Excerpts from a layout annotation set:

****************

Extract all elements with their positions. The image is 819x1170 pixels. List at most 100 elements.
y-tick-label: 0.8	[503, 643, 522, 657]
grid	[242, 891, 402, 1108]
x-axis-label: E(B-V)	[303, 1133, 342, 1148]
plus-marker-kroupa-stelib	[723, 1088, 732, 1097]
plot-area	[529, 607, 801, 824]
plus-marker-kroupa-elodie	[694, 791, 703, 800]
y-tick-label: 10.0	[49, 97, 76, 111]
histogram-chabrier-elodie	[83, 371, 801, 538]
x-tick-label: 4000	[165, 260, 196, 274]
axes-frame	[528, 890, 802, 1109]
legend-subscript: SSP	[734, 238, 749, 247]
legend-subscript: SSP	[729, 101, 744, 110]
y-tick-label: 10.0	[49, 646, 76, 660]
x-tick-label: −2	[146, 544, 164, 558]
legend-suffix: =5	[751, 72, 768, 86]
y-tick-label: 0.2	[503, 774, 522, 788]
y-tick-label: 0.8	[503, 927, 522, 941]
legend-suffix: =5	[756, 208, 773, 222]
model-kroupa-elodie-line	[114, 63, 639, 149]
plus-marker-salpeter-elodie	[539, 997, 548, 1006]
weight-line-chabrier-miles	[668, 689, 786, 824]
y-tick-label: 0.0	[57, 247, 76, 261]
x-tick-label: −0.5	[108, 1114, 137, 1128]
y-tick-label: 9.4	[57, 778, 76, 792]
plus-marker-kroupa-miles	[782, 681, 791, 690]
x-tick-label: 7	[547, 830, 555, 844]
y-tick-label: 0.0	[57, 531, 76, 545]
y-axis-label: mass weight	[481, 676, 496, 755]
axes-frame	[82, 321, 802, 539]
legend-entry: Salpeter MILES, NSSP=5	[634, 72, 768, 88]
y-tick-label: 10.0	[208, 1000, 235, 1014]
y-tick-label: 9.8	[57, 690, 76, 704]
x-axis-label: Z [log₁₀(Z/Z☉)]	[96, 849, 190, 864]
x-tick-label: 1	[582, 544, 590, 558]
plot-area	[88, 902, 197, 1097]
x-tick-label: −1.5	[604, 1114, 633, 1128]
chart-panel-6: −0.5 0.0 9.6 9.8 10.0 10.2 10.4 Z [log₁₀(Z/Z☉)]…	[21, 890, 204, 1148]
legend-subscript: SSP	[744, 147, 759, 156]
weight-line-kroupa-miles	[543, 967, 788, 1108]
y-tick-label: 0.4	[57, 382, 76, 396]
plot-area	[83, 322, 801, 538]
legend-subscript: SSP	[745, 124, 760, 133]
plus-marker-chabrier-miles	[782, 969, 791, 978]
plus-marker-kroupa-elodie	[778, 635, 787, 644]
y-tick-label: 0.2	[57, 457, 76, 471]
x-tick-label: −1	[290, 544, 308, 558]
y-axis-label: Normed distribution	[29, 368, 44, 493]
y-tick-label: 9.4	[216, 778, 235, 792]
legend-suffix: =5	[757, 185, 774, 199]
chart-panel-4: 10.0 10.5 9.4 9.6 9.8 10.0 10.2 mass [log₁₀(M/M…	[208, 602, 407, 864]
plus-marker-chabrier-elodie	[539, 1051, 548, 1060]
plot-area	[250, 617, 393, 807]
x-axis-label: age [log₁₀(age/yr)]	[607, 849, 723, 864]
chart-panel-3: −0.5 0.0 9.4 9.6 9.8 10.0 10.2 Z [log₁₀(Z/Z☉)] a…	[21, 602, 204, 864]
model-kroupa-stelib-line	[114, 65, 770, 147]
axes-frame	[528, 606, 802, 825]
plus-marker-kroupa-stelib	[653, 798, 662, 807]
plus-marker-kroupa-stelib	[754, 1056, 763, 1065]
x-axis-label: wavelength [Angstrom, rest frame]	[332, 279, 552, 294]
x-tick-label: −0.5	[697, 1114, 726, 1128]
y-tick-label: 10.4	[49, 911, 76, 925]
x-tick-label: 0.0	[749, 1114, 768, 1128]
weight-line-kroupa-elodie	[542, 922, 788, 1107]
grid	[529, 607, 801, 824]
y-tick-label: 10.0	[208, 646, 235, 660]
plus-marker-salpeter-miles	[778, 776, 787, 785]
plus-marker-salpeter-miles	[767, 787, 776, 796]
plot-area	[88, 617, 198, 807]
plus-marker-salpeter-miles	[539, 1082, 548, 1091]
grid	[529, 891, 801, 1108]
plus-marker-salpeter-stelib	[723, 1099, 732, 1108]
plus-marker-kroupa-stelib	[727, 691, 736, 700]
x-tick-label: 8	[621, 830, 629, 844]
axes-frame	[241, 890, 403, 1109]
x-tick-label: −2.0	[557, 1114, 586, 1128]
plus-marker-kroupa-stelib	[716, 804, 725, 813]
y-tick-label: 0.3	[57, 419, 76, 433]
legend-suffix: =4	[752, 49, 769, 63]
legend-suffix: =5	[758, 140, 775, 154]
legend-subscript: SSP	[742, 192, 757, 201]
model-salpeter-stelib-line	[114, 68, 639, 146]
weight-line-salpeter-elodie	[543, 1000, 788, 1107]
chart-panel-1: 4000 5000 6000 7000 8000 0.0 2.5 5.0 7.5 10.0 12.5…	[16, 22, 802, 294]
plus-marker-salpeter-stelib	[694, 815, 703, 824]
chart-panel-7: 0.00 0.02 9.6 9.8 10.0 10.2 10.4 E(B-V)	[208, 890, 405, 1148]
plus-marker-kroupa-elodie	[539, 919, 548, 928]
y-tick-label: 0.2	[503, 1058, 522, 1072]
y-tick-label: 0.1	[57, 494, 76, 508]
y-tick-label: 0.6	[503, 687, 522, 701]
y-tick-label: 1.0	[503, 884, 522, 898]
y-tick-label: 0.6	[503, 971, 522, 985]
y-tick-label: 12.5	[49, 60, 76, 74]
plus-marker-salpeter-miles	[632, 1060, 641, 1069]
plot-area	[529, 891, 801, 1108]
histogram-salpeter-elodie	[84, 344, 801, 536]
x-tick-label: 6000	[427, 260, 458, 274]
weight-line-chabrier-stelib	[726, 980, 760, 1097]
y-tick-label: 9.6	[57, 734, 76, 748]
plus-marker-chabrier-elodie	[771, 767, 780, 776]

****************

- What to produce:
Reproduce all of the data above line for line, with no changes.

- Output for this exercise:
Extract all elements with their positions. The image is 819x1170 pixels. List at most 100 elements.
y-tick-label: 0.8	[503, 643, 522, 657]
grid	[242, 891, 402, 1108]
x-axis-label: E(B-V)	[303, 1133, 342, 1148]
plus-marker-kroupa-stelib	[723, 1088, 732, 1097]
plot-area	[529, 607, 801, 824]
plus-marker-kroupa-elodie	[694, 791, 703, 800]
y-tick-label: 10.0	[49, 97, 76, 111]
histogram-chabrier-elodie	[83, 371, 801, 538]
x-tick-label: 4000	[165, 260, 196, 274]
axes-frame	[528, 890, 802, 1109]
legend-subscript: SSP	[734, 238, 749, 247]
legend-subscript: SSP	[729, 101, 744, 110]
y-tick-label: 10.0	[49, 646, 76, 660]
x-tick-label: −2	[146, 544, 164, 558]
legend-suffix: =5	[751, 72, 768, 86]
y-tick-label: 0.2	[503, 774, 522, 788]
y-tick-label: 0.8	[503, 927, 522, 941]
legend-suffix: =5	[756, 208, 773, 222]
model-kroupa-elodie-line	[114, 63, 639, 149]
plus-marker-salpeter-elodie	[539, 997, 548, 1006]
weight-line-chabrier-miles	[668, 689, 786, 824]
y-tick-label: 0.0	[57, 247, 76, 261]
x-tick-label: −0.5	[108, 1114, 137, 1128]
y-tick-label: 9.4	[57, 778, 76, 792]
plus-marker-kroupa-miles	[782, 681, 791, 690]
x-tick-label: 7	[547, 830, 555, 844]
y-tick-label: 0.0	[57, 531, 76, 545]
y-axis-label: mass weight	[481, 676, 496, 755]
axes-frame	[82, 321, 802, 539]
legend-entry: Salpeter MILES, NSSP=5	[634, 72, 768, 88]
y-tick-label: 10.0	[208, 1000, 235, 1014]
y-tick-label: 9.8	[57, 690, 76, 704]
x-axis-label: Z [log₁₀(Z/Z☉)]	[96, 849, 190, 864]
x-tick-label: 1	[582, 544, 590, 558]
plot-area	[88, 902, 197, 1097]
x-tick-label: −1.5	[604, 1114, 633, 1128]
chart-panel-6: −0.5 0.0 9.6 9.8 10.0 10.2 10.4 Z [log₁₀(Z/Z☉)]…	[21, 890, 204, 1148]
legend-subscript: SSP	[744, 147, 759, 156]
weight-line-kroupa-miles	[543, 967, 788, 1108]
y-tick-label: 0.4	[57, 382, 76, 396]
plot-area	[83, 322, 801, 538]
legend-subscript: SSP	[745, 124, 760, 133]
plus-marker-chabrier-miles	[782, 969, 791, 978]
plus-marker-kroupa-elodie	[778, 635, 787, 644]
y-tick-label: 0.2	[57, 457, 76, 471]
x-tick-label: −1	[290, 544, 308, 558]
y-axis-label: Normed distribution	[29, 368, 44, 493]
y-tick-label: 9.4	[216, 778, 235, 792]
legend-suffix: =5	[757, 185, 774, 199]
chart-panel-4: 10.0 10.5 9.4 9.6 9.8 10.0 10.2 mass [log₁₀(M/M…	[208, 602, 407, 864]
plus-marker-chabrier-elodie	[539, 1051, 548, 1060]
plot-area	[250, 617, 393, 807]
x-axis-label: age [log₁₀(age/yr)]	[607, 849, 723, 864]
chart-panel-3: −0.5 0.0 9.4 9.6 9.8 10.0 10.2 Z [log₁₀(Z/Z☉)] a…	[21, 602, 204, 864]
model-kroupa-stelib-line	[114, 65, 770, 147]
axes-frame	[528, 606, 802, 825]
plus-marker-kroupa-stelib	[653, 798, 662, 807]
plus-marker-kroupa-stelib	[754, 1056, 763, 1065]
x-axis-label: wavelength [Angstrom, rest frame]	[332, 279, 552, 294]
x-tick-label: −0.5	[697, 1114, 726, 1128]
y-tick-label: 10.4	[49, 911, 76, 925]
x-tick-label: 0.0	[749, 1114, 768, 1128]
weight-line-kroupa-elodie	[542, 922, 788, 1107]
grid	[529, 607, 801, 824]
y-tick-label: 10.0	[208, 646, 235, 660]
plus-marker-salpeter-miles	[778, 776, 787, 785]
plus-marker-salpeter-miles	[767, 787, 776, 796]
plot-area	[88, 617, 198, 807]
plus-marker-salpeter-miles	[539, 1082, 548, 1091]
grid	[529, 891, 801, 1108]
plus-marker-salpeter-stelib	[723, 1099, 732, 1108]
plus-marker-kroupa-stelib	[727, 691, 736, 700]
x-tick-label: 8	[621, 830, 629, 844]
axes-frame	[241, 890, 403, 1109]
x-tick-label: −2.0	[557, 1114, 586, 1128]
plus-marker-kroupa-stelib	[716, 804, 725, 813]
y-tick-label: 0.3	[57, 419, 76, 433]
legend-suffix: =4	[752, 49, 769, 63]
legend-suffix: =5	[758, 140, 775, 154]
legend-subscript: SSP	[742, 192, 757, 201]
model-salpeter-stelib-line	[114, 68, 639, 146]
weight-line-salpeter-elodie	[543, 1000, 788, 1107]
chart-panel-1: 4000 5000 6000 7000 8000 0.0 2.5 5.0 7.5 10.0 12.5…	[16, 22, 802, 294]
plus-marker-salpeter-stelib	[694, 815, 703, 824]
chart-panel-7: 0.00 0.02 9.6 9.8 10.0 10.2 10.4 E(B-V)	[208, 890, 405, 1148]
plus-marker-kroupa-elodie	[539, 919, 548, 928]
y-tick-label: 0.2	[503, 1058, 522, 1072]
y-tick-label: 0.1	[57, 494, 76, 508]
y-tick-label: 0.6	[503, 687, 522, 701]
y-tick-label: 1.0	[503, 884, 522, 898]
y-tick-label: 0.6	[503, 971, 522, 985]
y-tick-label: 12.5	[49, 60, 76, 74]
plus-marker-salpeter-miles	[632, 1060, 641, 1069]
plot-area	[529, 891, 801, 1108]
histogram-salpeter-elodie	[84, 344, 801, 536]
x-tick-label: 6000	[427, 260, 458, 274]
weight-line-chabrier-stelib	[726, 980, 760, 1097]
y-tick-label: 9.6	[57, 734, 76, 748]
plus-marker-chabrier-elodie	[771, 767, 780, 776]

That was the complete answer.